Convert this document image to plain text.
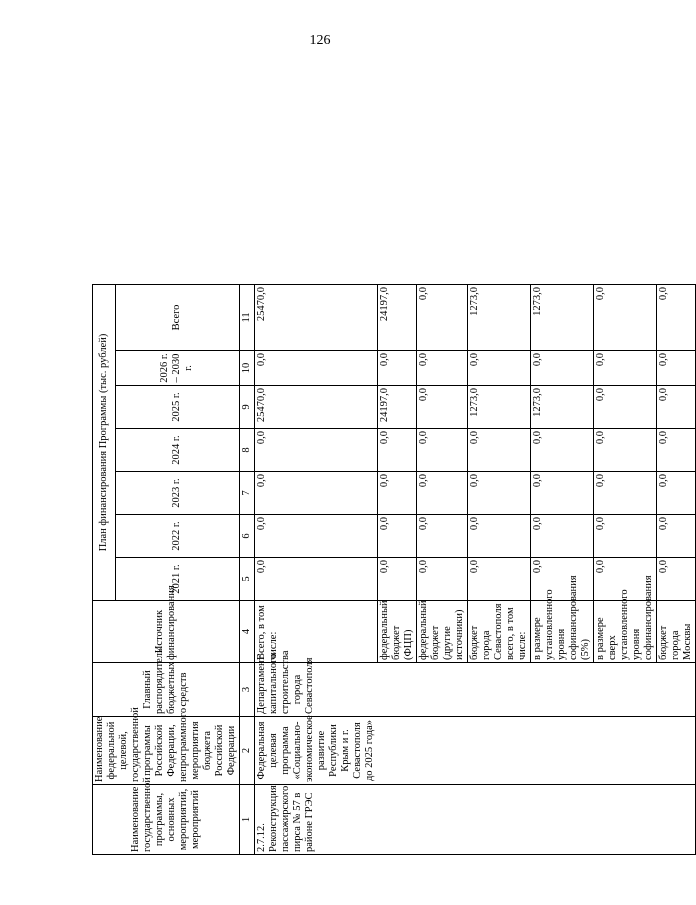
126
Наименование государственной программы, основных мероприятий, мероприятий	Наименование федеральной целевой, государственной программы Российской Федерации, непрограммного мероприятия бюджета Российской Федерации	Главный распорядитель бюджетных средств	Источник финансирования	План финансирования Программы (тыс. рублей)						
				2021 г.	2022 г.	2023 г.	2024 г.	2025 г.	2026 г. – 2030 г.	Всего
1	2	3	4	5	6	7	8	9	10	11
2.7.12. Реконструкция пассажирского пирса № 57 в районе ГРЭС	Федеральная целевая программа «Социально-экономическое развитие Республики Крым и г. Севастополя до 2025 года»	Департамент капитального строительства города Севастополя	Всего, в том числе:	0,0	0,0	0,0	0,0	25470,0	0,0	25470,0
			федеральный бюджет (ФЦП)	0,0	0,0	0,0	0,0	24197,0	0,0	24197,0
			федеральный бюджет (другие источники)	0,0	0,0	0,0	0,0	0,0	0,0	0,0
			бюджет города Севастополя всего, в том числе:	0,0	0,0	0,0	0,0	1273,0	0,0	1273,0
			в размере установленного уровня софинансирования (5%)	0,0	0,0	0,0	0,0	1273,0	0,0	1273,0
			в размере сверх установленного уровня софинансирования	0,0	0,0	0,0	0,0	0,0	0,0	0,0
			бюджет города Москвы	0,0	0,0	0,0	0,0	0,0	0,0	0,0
^^^^
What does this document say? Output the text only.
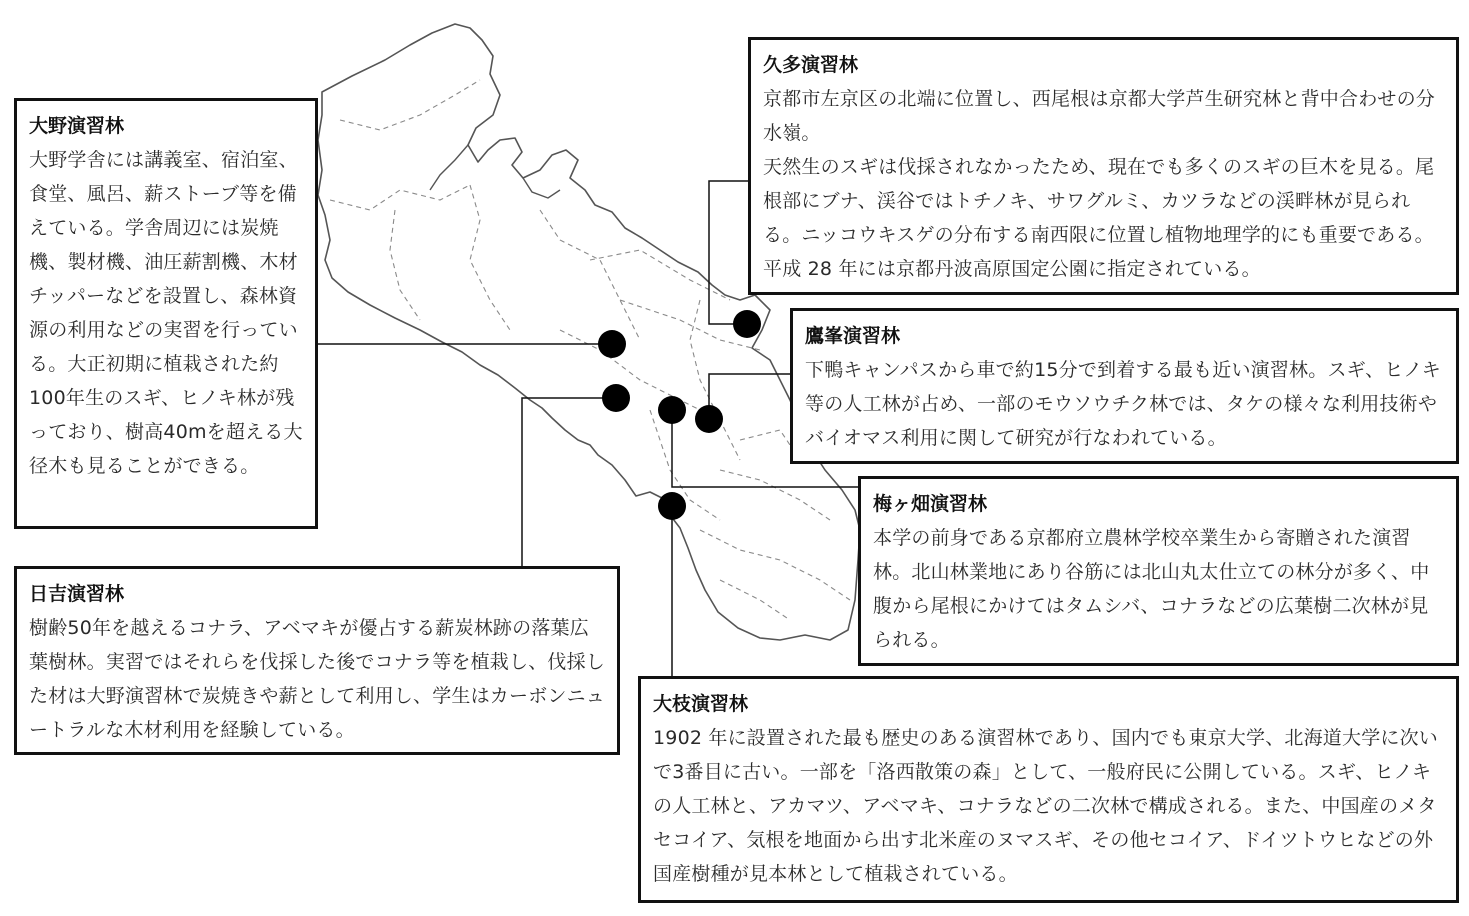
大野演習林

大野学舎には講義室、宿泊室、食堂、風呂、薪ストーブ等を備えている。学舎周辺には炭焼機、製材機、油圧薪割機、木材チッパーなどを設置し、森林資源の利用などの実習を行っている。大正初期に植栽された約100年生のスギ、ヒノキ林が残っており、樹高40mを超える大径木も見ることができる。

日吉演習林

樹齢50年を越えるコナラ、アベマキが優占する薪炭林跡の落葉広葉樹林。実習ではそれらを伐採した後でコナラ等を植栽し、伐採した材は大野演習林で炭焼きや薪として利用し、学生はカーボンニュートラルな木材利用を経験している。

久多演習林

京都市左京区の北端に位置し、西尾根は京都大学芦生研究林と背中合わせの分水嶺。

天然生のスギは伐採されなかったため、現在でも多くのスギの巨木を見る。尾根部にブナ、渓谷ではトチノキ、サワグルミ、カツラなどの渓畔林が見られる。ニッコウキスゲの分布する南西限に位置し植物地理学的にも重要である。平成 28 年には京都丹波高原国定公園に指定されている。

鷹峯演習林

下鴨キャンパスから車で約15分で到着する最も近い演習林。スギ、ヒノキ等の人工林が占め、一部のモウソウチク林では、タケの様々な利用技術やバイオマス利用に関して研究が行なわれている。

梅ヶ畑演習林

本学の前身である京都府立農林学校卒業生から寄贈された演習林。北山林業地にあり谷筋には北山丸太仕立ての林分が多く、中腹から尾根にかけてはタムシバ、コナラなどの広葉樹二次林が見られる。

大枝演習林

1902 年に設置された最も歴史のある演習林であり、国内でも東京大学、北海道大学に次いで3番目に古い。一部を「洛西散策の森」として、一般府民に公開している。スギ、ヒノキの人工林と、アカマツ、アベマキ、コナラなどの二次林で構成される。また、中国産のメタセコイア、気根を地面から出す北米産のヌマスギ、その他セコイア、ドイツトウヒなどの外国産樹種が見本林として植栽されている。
^^^^
■ **Given exercise**: Return every line above in which the string "установленного" occurs.

■ **Full solution**:
			в размере установленного уровня софинансирования (5%)	0,0	0,0	0,0	0,0	1273,0	0,0	1273,0
			в размере сверх установленного уровня софинансирования	0,0	0,0	0,0	0,0	0,0	0,0	0,0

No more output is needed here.